(Problem details)
In the entries below, how many lines hold the string "name"? Give only the number.

[Figure record extracts]
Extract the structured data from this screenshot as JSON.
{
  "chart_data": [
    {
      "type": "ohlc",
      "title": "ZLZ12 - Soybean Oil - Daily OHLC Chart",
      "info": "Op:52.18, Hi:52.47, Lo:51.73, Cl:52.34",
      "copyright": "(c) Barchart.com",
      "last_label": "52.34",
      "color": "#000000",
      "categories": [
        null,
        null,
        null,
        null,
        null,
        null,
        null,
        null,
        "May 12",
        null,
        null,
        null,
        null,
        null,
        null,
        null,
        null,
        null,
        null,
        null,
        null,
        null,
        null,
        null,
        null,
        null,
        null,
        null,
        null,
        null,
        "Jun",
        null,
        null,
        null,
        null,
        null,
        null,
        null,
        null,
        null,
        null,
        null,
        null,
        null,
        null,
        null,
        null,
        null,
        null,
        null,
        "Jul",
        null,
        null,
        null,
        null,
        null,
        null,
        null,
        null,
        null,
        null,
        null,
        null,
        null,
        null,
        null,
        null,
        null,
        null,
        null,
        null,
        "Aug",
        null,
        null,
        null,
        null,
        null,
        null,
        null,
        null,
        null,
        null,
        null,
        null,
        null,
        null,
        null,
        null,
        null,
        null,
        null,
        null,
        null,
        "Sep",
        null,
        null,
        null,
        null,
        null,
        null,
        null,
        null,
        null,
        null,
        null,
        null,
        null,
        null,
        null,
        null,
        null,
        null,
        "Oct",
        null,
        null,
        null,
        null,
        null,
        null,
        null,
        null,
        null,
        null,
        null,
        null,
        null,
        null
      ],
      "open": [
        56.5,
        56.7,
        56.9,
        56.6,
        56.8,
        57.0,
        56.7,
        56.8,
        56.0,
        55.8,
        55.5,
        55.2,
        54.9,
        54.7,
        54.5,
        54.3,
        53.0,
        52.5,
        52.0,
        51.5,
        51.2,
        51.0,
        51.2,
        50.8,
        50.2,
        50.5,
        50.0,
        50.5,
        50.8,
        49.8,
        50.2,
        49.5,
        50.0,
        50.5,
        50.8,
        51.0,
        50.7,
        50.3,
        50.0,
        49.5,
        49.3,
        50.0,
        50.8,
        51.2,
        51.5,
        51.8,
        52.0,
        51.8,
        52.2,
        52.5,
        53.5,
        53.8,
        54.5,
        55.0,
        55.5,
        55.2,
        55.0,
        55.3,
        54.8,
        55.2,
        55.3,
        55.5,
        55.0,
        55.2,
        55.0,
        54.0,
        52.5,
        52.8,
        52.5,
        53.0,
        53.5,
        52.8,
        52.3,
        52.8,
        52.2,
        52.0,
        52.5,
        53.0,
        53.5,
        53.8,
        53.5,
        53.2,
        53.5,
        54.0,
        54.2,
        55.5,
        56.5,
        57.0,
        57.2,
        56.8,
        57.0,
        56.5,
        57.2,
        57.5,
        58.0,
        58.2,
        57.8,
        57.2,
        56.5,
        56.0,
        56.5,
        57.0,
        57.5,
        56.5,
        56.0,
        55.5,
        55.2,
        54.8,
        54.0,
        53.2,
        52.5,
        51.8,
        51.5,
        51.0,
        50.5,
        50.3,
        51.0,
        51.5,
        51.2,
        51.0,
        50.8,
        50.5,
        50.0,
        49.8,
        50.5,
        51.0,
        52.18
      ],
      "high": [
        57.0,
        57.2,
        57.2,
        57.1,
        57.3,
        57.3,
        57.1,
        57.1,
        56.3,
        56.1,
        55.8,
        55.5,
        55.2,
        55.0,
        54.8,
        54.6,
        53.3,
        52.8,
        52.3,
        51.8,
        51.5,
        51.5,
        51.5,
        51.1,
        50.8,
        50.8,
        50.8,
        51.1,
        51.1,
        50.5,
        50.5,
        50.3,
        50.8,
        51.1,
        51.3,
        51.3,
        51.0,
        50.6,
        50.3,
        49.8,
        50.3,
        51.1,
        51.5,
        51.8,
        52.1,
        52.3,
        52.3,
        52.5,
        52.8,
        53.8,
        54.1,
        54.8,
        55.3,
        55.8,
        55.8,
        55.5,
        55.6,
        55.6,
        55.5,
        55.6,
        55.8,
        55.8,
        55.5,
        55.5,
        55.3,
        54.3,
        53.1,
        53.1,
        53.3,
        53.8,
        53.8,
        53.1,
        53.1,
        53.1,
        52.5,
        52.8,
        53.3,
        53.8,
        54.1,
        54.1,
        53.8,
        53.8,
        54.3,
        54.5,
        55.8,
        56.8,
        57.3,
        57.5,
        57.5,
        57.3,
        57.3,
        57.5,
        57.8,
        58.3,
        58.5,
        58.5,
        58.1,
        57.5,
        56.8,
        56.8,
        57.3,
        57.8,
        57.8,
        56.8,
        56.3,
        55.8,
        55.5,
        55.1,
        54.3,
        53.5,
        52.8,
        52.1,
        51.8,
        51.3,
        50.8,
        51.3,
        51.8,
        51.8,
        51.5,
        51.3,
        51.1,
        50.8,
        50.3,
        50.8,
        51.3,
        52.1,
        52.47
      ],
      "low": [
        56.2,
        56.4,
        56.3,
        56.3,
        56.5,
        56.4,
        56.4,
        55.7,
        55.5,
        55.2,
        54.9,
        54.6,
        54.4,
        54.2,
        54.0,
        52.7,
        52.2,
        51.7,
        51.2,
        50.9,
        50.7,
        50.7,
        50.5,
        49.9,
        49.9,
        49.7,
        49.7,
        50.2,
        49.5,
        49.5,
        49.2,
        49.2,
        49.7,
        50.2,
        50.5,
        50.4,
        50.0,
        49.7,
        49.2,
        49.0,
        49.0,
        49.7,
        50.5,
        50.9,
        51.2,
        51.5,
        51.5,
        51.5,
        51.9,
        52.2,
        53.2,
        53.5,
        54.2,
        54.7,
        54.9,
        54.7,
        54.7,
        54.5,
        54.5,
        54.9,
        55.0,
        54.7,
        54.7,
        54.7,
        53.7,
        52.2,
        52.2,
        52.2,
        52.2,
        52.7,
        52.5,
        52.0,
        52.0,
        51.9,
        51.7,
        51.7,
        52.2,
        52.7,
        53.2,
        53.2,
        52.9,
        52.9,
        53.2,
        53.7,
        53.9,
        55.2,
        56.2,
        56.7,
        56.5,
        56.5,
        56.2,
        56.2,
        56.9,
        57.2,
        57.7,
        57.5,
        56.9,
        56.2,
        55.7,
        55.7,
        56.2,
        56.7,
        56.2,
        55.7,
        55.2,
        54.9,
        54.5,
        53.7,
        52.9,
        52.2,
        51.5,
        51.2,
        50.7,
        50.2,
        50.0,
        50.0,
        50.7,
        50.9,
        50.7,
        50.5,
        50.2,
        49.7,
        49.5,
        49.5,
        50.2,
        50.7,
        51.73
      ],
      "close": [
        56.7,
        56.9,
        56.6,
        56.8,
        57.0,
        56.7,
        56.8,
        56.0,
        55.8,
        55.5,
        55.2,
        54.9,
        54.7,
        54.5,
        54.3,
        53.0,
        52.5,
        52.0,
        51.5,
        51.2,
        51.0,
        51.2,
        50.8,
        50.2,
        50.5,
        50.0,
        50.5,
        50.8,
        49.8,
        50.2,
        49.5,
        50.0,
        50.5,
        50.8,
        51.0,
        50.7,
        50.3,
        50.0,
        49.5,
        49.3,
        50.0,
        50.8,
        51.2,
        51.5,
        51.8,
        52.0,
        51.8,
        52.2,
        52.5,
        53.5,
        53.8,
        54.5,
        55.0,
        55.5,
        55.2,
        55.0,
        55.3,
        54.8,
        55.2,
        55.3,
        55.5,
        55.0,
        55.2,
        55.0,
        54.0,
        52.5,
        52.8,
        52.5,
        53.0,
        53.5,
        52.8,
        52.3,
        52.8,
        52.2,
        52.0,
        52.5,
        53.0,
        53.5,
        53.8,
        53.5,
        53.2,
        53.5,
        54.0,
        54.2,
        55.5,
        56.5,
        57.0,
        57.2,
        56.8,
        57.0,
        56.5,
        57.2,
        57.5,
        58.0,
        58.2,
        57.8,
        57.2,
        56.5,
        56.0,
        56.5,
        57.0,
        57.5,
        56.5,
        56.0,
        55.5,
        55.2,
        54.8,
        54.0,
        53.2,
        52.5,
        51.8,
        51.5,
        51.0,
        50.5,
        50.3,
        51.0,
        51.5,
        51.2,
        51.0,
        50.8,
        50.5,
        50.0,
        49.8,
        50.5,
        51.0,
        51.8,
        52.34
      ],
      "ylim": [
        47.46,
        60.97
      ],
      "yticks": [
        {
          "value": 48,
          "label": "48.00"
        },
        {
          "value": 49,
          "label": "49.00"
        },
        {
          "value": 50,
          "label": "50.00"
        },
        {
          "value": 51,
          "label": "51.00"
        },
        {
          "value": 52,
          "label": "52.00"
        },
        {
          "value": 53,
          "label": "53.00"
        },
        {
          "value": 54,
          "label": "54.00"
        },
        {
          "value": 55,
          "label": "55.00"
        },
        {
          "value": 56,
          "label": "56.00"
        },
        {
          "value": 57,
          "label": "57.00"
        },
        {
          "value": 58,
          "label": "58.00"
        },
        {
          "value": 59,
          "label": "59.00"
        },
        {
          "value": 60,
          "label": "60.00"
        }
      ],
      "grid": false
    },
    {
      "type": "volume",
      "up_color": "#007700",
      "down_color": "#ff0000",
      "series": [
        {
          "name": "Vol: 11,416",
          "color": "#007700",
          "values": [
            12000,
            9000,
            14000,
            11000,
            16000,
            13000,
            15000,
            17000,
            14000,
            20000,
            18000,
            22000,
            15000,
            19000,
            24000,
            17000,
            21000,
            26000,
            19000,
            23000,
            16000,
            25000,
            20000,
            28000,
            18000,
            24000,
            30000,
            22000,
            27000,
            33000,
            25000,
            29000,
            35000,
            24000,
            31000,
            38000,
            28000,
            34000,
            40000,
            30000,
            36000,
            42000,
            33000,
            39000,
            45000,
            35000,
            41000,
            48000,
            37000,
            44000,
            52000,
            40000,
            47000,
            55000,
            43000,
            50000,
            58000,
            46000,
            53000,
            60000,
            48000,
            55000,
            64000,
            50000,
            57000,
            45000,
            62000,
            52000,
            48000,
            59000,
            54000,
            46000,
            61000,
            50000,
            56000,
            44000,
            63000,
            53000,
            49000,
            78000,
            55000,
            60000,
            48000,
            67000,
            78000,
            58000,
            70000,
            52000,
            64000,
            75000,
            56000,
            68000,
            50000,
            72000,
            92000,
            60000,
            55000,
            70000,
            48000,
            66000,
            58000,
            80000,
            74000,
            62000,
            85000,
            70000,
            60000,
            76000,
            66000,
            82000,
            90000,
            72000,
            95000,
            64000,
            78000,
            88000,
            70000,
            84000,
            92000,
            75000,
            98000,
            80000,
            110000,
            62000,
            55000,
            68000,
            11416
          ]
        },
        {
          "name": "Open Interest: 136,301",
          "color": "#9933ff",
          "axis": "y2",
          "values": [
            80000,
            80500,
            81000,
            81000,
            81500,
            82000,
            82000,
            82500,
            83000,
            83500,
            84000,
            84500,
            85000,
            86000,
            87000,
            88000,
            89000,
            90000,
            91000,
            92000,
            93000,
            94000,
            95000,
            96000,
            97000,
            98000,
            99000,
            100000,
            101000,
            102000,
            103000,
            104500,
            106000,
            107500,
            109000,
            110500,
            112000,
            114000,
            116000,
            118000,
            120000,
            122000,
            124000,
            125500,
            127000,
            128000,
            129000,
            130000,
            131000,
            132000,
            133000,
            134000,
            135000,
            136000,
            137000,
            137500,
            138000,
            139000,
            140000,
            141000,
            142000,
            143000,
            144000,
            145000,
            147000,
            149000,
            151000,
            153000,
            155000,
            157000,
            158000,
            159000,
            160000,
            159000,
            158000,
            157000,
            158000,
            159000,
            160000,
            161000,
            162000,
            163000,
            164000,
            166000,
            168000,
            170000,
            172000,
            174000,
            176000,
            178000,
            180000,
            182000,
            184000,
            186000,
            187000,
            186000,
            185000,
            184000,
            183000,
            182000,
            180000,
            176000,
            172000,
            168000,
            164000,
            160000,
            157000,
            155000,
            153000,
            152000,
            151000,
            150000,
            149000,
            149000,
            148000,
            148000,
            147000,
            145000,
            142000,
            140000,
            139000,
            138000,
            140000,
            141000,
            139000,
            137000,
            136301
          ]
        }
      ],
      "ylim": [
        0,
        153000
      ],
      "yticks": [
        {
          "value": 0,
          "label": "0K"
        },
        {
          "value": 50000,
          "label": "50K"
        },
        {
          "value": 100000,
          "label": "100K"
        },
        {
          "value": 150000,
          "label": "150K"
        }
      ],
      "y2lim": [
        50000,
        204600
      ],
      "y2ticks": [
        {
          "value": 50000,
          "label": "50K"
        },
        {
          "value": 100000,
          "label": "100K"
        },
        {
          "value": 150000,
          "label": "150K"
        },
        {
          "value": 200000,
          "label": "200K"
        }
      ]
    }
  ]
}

(The reply)
2